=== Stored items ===
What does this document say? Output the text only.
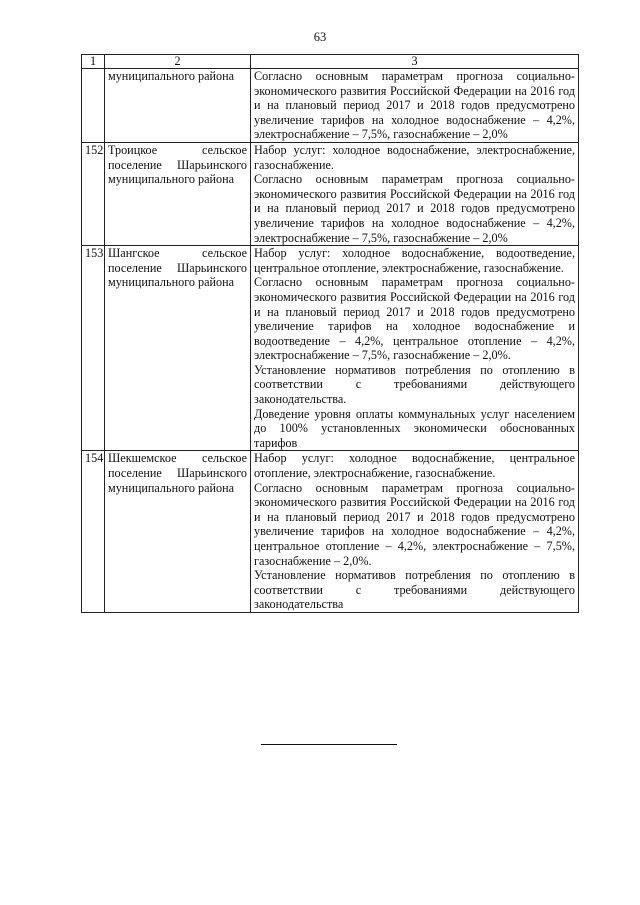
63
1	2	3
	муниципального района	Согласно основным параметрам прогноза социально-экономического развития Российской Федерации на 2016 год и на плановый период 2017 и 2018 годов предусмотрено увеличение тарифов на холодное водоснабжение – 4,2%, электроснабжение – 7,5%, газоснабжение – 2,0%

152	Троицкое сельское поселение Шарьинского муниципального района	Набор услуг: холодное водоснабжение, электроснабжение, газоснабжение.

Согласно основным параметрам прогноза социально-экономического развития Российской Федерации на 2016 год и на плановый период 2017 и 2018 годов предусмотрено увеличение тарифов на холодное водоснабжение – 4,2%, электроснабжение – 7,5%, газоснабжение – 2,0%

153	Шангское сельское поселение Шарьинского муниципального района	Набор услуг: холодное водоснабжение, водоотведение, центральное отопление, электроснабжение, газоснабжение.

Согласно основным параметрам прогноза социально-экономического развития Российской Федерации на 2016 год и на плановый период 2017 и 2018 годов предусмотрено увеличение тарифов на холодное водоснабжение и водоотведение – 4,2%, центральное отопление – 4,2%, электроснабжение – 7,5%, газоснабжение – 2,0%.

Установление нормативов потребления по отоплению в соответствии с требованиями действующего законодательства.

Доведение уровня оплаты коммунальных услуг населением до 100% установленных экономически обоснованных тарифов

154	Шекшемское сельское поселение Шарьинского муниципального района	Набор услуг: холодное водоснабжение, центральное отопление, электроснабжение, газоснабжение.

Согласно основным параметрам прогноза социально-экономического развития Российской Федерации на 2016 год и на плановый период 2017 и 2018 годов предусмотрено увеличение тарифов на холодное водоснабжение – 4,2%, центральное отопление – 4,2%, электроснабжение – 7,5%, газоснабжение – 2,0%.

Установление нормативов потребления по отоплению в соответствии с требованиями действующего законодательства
* * *
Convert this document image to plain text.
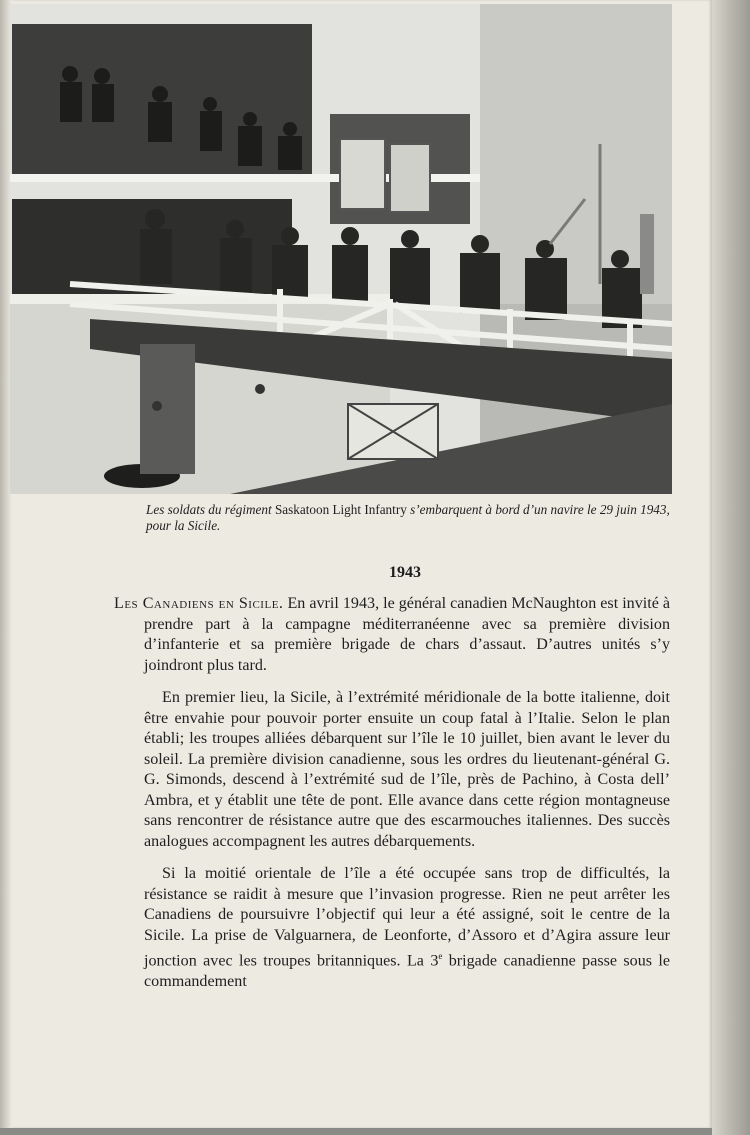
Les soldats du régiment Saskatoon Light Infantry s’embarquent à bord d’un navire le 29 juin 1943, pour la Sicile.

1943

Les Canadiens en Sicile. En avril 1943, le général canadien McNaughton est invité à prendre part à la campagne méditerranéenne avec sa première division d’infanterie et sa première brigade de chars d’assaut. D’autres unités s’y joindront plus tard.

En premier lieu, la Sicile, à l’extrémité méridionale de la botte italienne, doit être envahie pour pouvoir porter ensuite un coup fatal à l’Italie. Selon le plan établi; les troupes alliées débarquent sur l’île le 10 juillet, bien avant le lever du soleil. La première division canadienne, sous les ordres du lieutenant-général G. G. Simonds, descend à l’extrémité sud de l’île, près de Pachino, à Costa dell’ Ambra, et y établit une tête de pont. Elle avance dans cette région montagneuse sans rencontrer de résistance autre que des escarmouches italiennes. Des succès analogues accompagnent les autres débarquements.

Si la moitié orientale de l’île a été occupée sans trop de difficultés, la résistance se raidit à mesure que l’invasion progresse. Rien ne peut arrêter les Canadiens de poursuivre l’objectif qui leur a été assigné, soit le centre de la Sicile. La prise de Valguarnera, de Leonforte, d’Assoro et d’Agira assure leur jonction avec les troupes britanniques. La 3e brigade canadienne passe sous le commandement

=== WORK TO BE COMPLETED ===
Each line above that holds the string "нормативов" should be copied and shown.

=== RESPONSE FOR THIS EXERCISE ===
Установление нормативов потребления по отоплению в соответствии с требованиями действующего законодательства.
Установление нормативов потребления по отоплению в соответствии с требованиями действующего законодательства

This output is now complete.